* [Short exercise]:
Would you repeat the listing exactly but omit every picture?

* [Raw records]:
* * * * * * * * *
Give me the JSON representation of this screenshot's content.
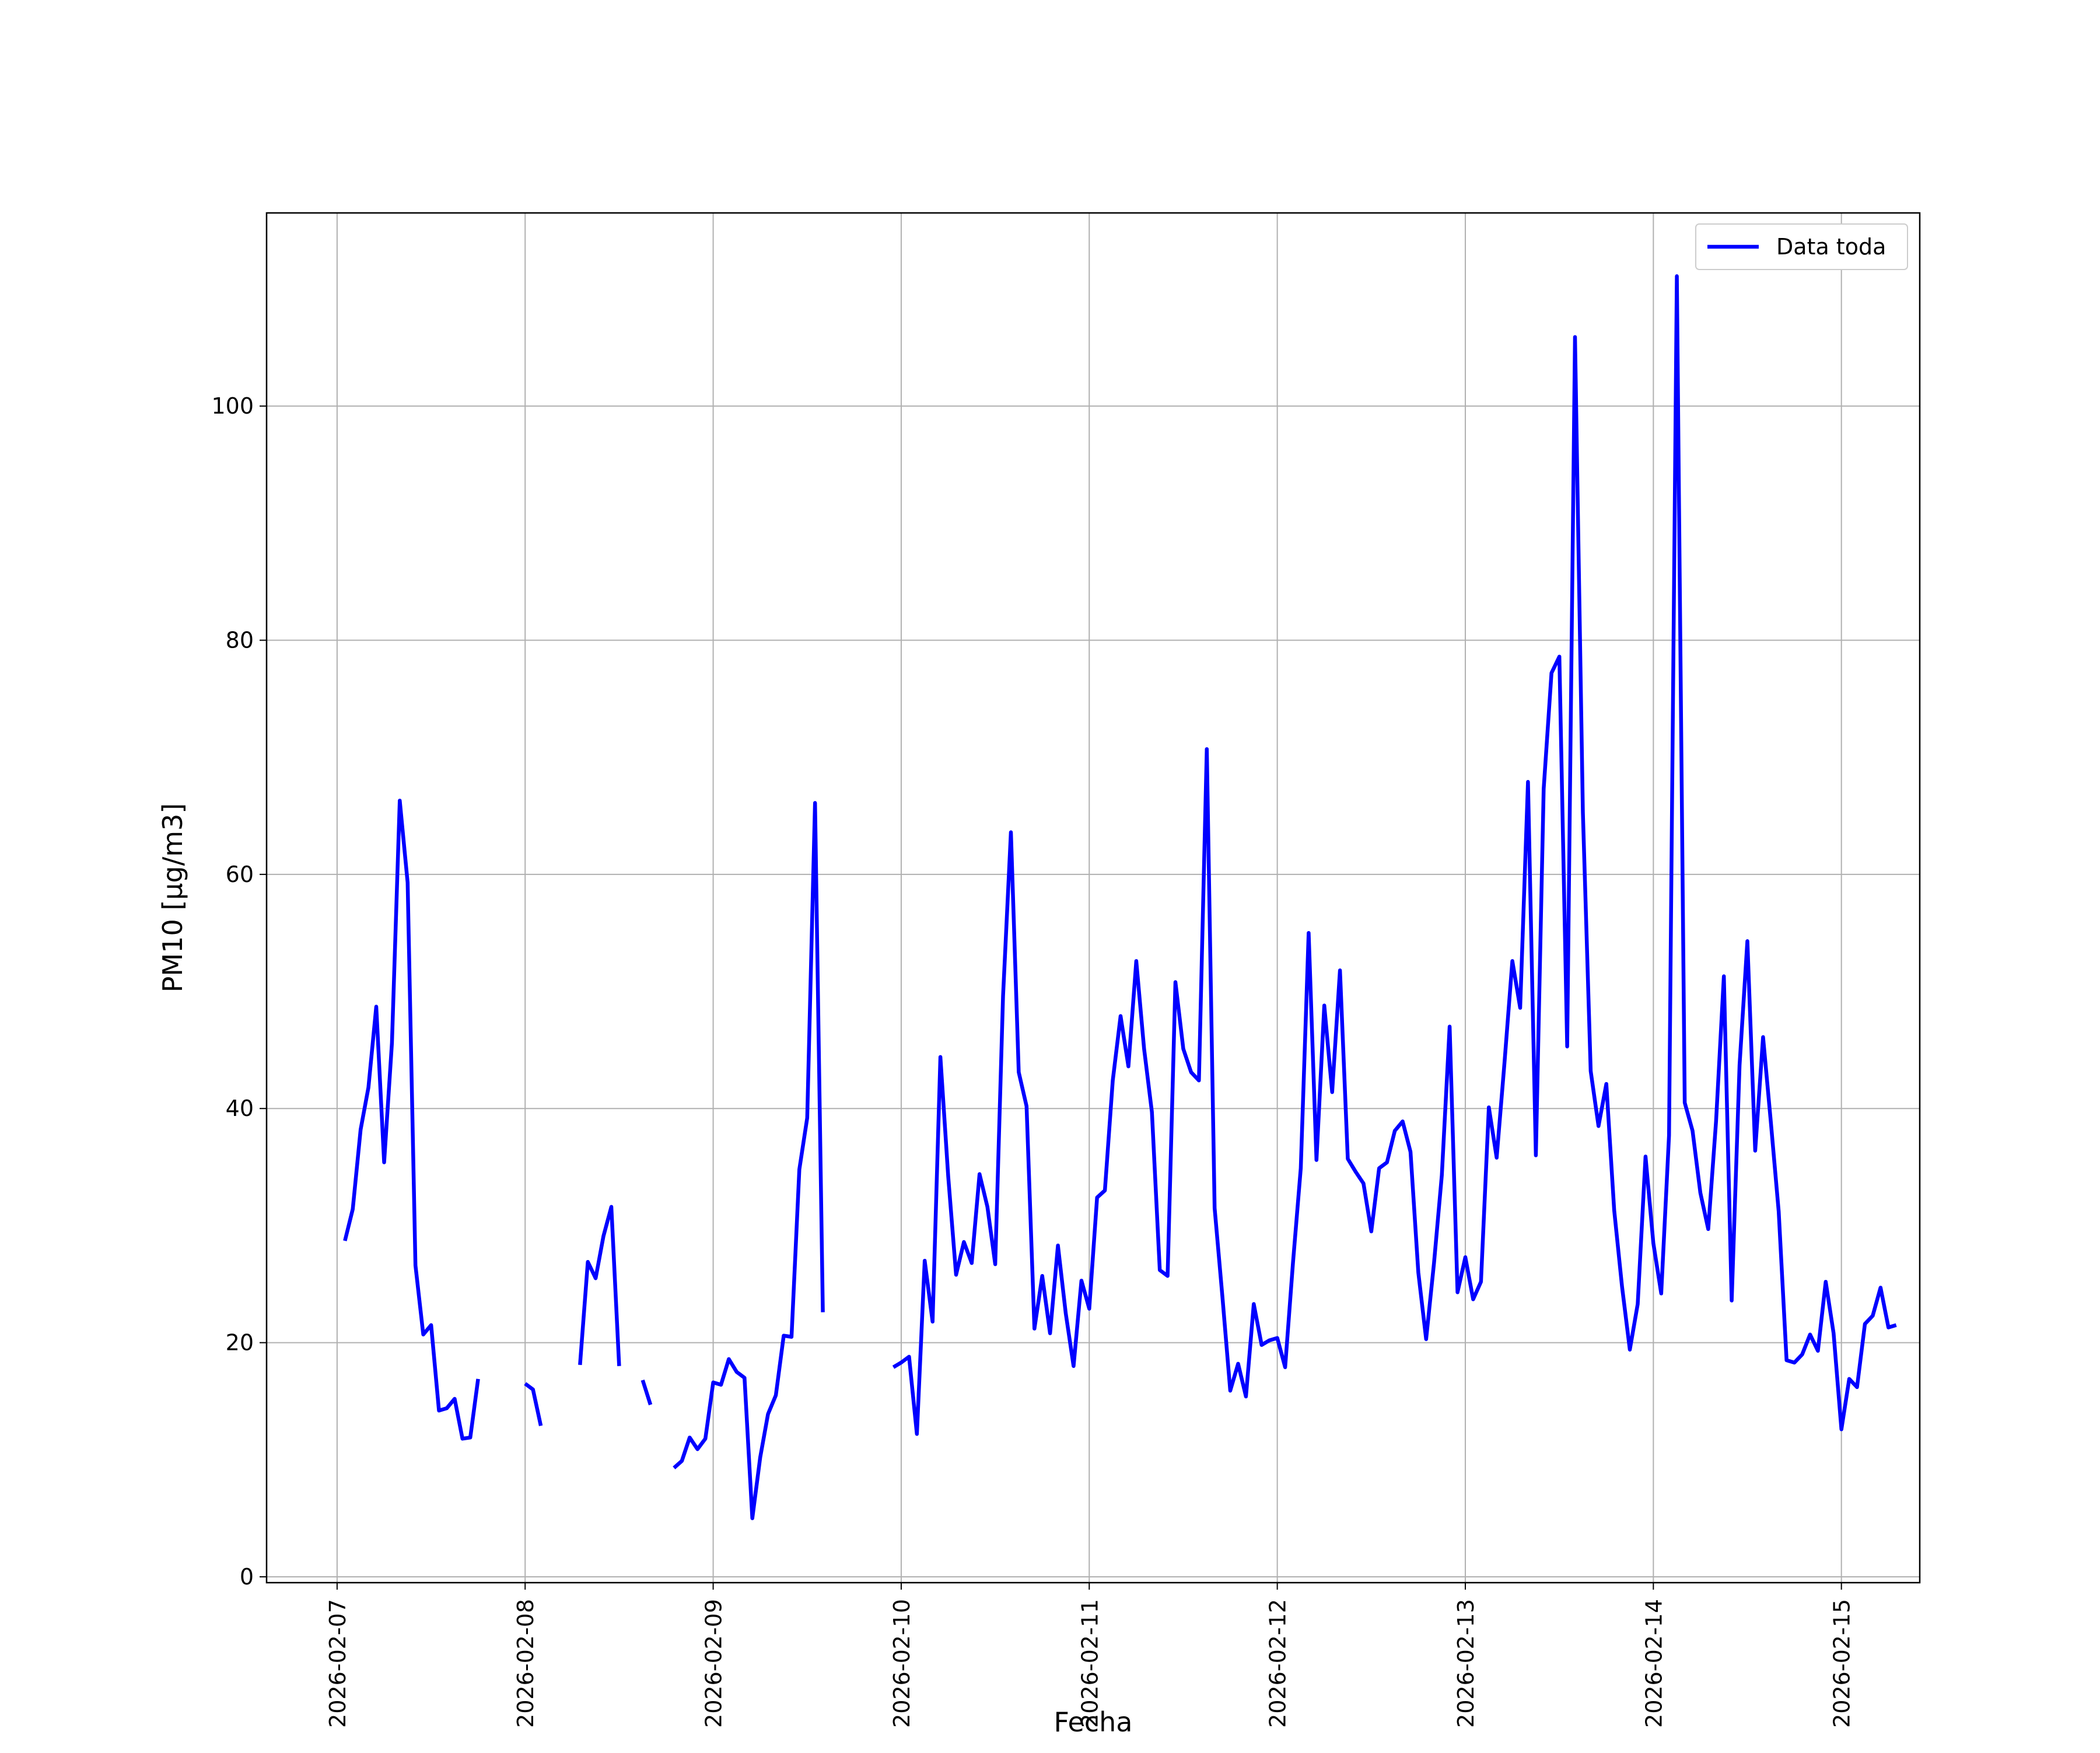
{
  "chart_data": {
    "type": "line",
    "title": "",
    "xlabel": "Fecha",
    "ylabel": "PM10 [μg/m3]",
    "x_ticks": [
      "2026-02-07",
      "2026-02-08",
      "2026-02-09",
      "2026-02-10",
      "2026-02-11",
      "2026-02-12",
      "2026-02-13",
      "2026-02-14",
      "2026-02-15"
    ],
    "y_ticks": [
      0,
      20,
      40,
      60,
      80,
      100
    ],
    "ylim": [
      -0.5,
      116.5
    ],
    "xlim": [
      "2026-02-06 15:00",
      "2026-02-15 10:00"
    ],
    "grid": true,
    "legend_position": "top-right",
    "series": [
      {
        "name": "Data toda",
        "color": "#0000ff",
        "start": "2026-02-07 01:00",
        "interval_hours": 1,
        "values": [
          28.7,
          31.4,
          38.2,
          41.8,
          48.7,
          35.4,
          45.6,
          66.3,
          59.3,
          26.6,
          20.7,
          21.5,
          14.2,
          14.4,
          15.2,
          11.8,
          11.9,
          16.9,
          null,
          null,
          null,
          null,
          null,
          16.5,
          16.0,
          12.9,
          null,
          null,
          null,
          null,
          18.1,
          26.9,
          25.5,
          29.1,
          31.6,
          18.0,
          null,
          null,
          16.8,
          14.7,
          null,
          null,
          9.3,
          9.9,
          11.9,
          10.9,
          11.8,
          16.6,
          16.4,
          18.6,
          17.5,
          17.0,
          5.0,
          10.2,
          13.9,
          15.5,
          20.6,
          20.5,
          34.8,
          39.2,
          66.1,
          22.6,
          null,
          null,
          null,
          null,
          null,
          null,
          null,
          null,
          17.9,
          18.3,
          18.8,
          12.2,
          27.0,
          21.8,
          44.4,
          34.2,
          25.8,
          28.6,
          26.8,
          34.4,
          31.6,
          26.7,
          49.6,
          63.6,
          43.1,
          40.2,
          21.2,
          25.7,
          20.8,
          28.3,
          22.5,
          18.0,
          25.3,
          22.9,
          32.4,
          33.0,
          42.4,
          47.9,
          43.6,
          52.6,
          45.1,
          39.7,
          26.2,
          25.7,
          50.8,
          45.1,
          43.1,
          42.4,
          70.7,
          31.5,
          23.9,
          15.9,
          18.2,
          15.4,
          23.3,
          19.8,
          20.2,
          20.4,
          17.9,
          26.8,
          34.9,
          55.0,
          35.6,
          48.8,
          41.4,
          51.8,
          35.7,
          34.6,
          33.6,
          29.5,
          34.9,
          35.4,
          38.1,
          38.9,
          36.3,
          26.0,
          20.3,
          26.8,
          34.3,
          47.0,
          24.3,
          27.3,
          23.7,
          25.2,
          40.1,
          35.8,
          43.9,
          52.6,
          48.6,
          67.9,
          36.0,
          67.3,
          77.2,
          78.6,
          45.3,
          105.9,
          65.3,
          43.2,
          38.5,
          42.1,
          31.3,
          24.8,
          19.4,
          23.3,
          35.9,
          28.5,
          24.2,
          37.7,
          111.1,
          40.5,
          38.1,
          32.8,
          29.7,
          38.9,
          51.3,
          23.6,
          43.7,
          54.3,
          36.4,
          46.1,
          38.8,
          31.2,
          18.5,
          18.3,
          19.0,
          20.7,
          19.3,
          25.2,
          20.8,
          12.6,
          16.9,
          16.2,
          21.6,
          22.3,
          24.7,
          21.3,
          21.5
        ]
      }
    ]
  }
}
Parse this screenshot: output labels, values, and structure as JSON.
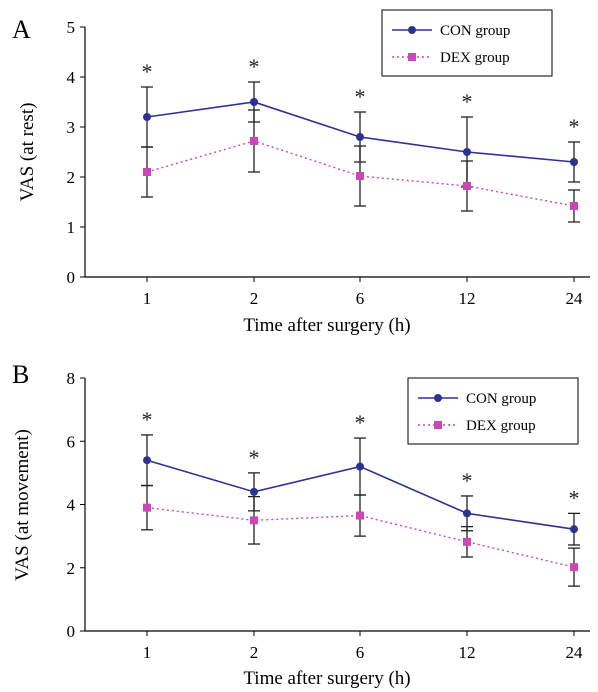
{
  "chart_data": [
    {
      "type": "line",
      "panel_label": "A",
      "categories": [
        "1",
        "2",
        "6",
        "12",
        "24"
      ],
      "xlabel": "Time after surgery (h)",
      "ylabel": "VAS (at rest)",
      "ylim": [
        0,
        5
      ],
      "yticks": [
        "0",
        "1",
        "2",
        "3",
        "4",
        "5"
      ],
      "legend_position": "top-right",
      "significance_marker": "*",
      "significance": [
        true,
        true,
        true,
        true,
        true
      ],
      "series": [
        {
          "name": "CON group",
          "color": "#2e3192",
          "style": "solid",
          "marker": "circle",
          "values": [
            3.2,
            3.5,
            2.8,
            2.5,
            2.3
          ],
          "errors": [
            0.6,
            0.4,
            0.5,
            0.7,
            0.4
          ]
        },
        {
          "name": "DEX group",
          "color": "#cc46b8",
          "style": "dotted",
          "marker": "square",
          "values": [
            2.1,
            2.72,
            2.02,
            1.82,
            1.42
          ],
          "errors": [
            0.5,
            0.62,
            0.6,
            0.5,
            0.32
          ]
        }
      ]
    },
    {
      "type": "line",
      "panel_label": "B",
      "categories": [
        "1",
        "2",
        "6",
        "12",
        "24"
      ],
      "xlabel": "Time after surgery (h)",
      "ylabel": "VAS (at movement)",
      "ylim": [
        0,
        8
      ],
      "yticks": [
        "0",
        "2",
        "4",
        "6",
        "8"
      ],
      "legend_position": "top-right",
      "significance_marker": "*",
      "significance": [
        true,
        true,
        true,
        true,
        true
      ],
      "series": [
        {
          "name": "CON group",
          "color": "#2e3192",
          "style": "solid",
          "marker": "circle",
          "values": [
            5.4,
            4.4,
            5.2,
            3.72,
            3.22
          ],
          "errors": [
            0.8,
            0.6,
            0.9,
            0.55,
            0.5
          ]
        },
        {
          "name": "DEX group",
          "color": "#cc46b8",
          "style": "dotted",
          "marker": "square",
          "values": [
            3.9,
            3.5,
            3.65,
            2.82,
            2.02
          ],
          "errors": [
            0.7,
            0.75,
            0.65,
            0.48,
            0.6
          ]
        }
      ]
    }
  ]
}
* * * * * * * * *
* [Complete response]:
Give me the JSON representation of this screenshot's content.
{
  "chart_data": {
    "type": "line",
    "title": "",
    "xlabel": "Fecha",
    "ylabel": "PM10 [μg/m3]",
    "x_ticks": [
      "2026-02-07",
      "2026-02-08",
      "2026-02-09",
      "2026-02-10",
      "2026-02-11",
      "2026-02-12",
      "2026-02-13",
      "2026-02-14",
      "2026-02-15"
    ],
    "y_ticks": [
      0,
      20,
      40,
      60,
      80,
      100
    ],
    "ylim": [
      -0.5,
      116.5
    ],
    "xlim": [
      "2026-02-06 15:00",
      "2026-02-15 10:00"
    ],
    "grid": true,
    "legend_position": "top-right",
    "series": [
      {
        "name": "Data toda",
        "color": "#0000ff",
        "start": "2026-02-07 01:00",
        "interval_hours": 1,
        "values": [
          28.7,
          31.4,
          38.2,
          41.8,
          48.7,
          35.4,
          45.6,
          66.3,
          59.3,
          26.6,
          20.7,
          21.5,
          14.2,
          14.4,
          15.2,
          11.8,
          11.9,
          16.9,
          null,
          null,
          null,
          null,
          null,
          16.5,
          16.0,
          12.9,
          null,
          null,
          null,
          null,
          18.1,
          26.9,
          25.5,
          29.1,
          31.6,
          18.0,
          null,
          null,
          16.8,
          14.7,
          null,
          null,
          9.3,
          9.9,
          11.9,
          10.9,
          11.8,
          16.6,
          16.4,
          18.6,
          17.5,
          17.0,
          5.0,
          10.2,
          13.9,
          15.5,
          20.6,
          20.5,
          34.8,
          39.2,
          66.1,
          22.6,
          null,
          null,
          null,
          null,
          null,
          null,
          null,
          null,
          17.9,
          18.3,
          18.8,
          12.2,
          27.0,
          21.8,
          44.4,
          34.2,
          25.8,
          28.6,
          26.8,
          34.4,
          31.6,
          26.7,
          49.6,
          63.6,
          43.1,
          40.2,
          21.2,
          25.7,
          20.8,
          28.3,
          22.5,
          18.0,
          25.3,
          22.9,
          32.4,
          33.0,
          42.4,
          47.9,
          43.6,
          52.6,
          45.1,
          39.7,
          26.2,
          25.7,
          50.8,
          45.1,
          43.1,
          42.4,
          70.7,
          31.5,
          23.9,
          15.9,
          18.2,
          15.4,
          23.3,
          19.8,
          20.2,
          20.4,
          17.9,
          26.8,
          34.9,
          55.0,
          35.6,
          48.8,
          41.4,
          51.8,
          35.7,
          34.6,
          33.6,
          29.5,
          34.9,
          35.4,
          38.1,
          38.9,
          36.3,
          26.0,
          20.3,
          26.8,
          34.3,
          47.0,
          24.3,
          27.3,
          23.7,
          25.2,
          40.1,
          35.8,
          43.9,
          52.6,
          48.6,
          67.9,
          36.0,
          67.3,
          77.2,
          78.6,
          45.3,
          105.9,
          65.3,
          43.2,
          38.5,
          42.1,
          31.3,
          24.8,
          19.4,
          23.3,
          35.9,
          28.5,
          24.2,
          37.7,
          111.1,
          40.5,
          38.1,
          32.8,
          29.7,
          38.9,
          51.3,
          23.6,
          43.7,
          54.3,
          36.4,
          46.1,
          38.8,
          31.2,
          18.5,
          18.3,
          19.0,
          20.7,
          19.3,
          25.2,
          20.8,
          12.6,
          16.9,
          16.2,
          21.6,
          22.3,
          24.7,
          21.3,
          21.5
        ]
      }
    ]
  }
}
Parse this screenshot: output labels, values, and structure as JSON.
{
  "chart_data": [
    {
      "type": "line",
      "panel_label": "A",
      "categories": [
        "1",
        "2",
        "6",
        "12",
        "24"
      ],
      "xlabel": "Time after surgery (h)",
      "ylabel": "VAS (at rest)",
      "ylim": [
        0,
        5
      ],
      "yticks": [
        "0",
        "1",
        "2",
        "3",
        "4",
        "5"
      ],
      "legend_position": "top-right",
      "significance_marker": "*",
      "significance": [
        true,
        true,
        true,
        true,
        true
      ],
      "series": [
        {
          "name": "CON group",
          "color": "#2e3192",
          "style": "solid",
          "marker": "circle",
          "values": [
            3.2,
            3.5,
            2.8,
            2.5,
            2.3
          ],
          "errors": [
            0.6,
            0.4,
            0.5,
            0.7,
            0.4
          ]
        },
        {
          "name": "DEX group",
          "color": "#cc46b8",
          "style": "dotted",
          "marker": "square",
          "values": [
            2.1,
            2.72,
            2.02,
            1.82,
            1.42
          ],
          "errors": [
            0.5,
            0.62,
            0.6,
            0.5,
            0.32
          ]
        }
      ]
    },
    {
      "type": "line",
      "panel_label": "B",
      "categories": [
        "1",
        "2",
        "6",
        "12",
        "24"
      ],
      "xlabel": "Time after surgery (h)",
      "ylabel": "VAS (at movement)",
      "ylim": [
        0,
        8
      ],
      "yticks": [
        "0",
        "2",
        "4",
        "6",
        "8"
      ],
      "legend_position": "top-right",
      "significance_marker": "*",
      "significance": [
        true,
        true,
        true,
        true,
        true
      ],
      "series": [
        {
          "name": "CON group",
          "color": "#2e3192",
          "style": "solid",
          "marker": "circle",
          "values": [
            5.4,
            4.4,
            5.2,
            3.72,
            3.22
          ],
          "errors": [
            0.8,
            0.6,
            0.9,
            0.55,
            0.5
          ]
        },
        {
          "name": "DEX group",
          "color": "#cc46b8",
          "style": "dotted",
          "marker": "square",
          "values": [
            3.9,
            3.5,
            3.65,
            2.82,
            2.02
          ],
          "errors": [
            0.7,
            0.75,
            0.65,
            0.48,
            0.6
          ]
        }
      ]
    }
  ]
}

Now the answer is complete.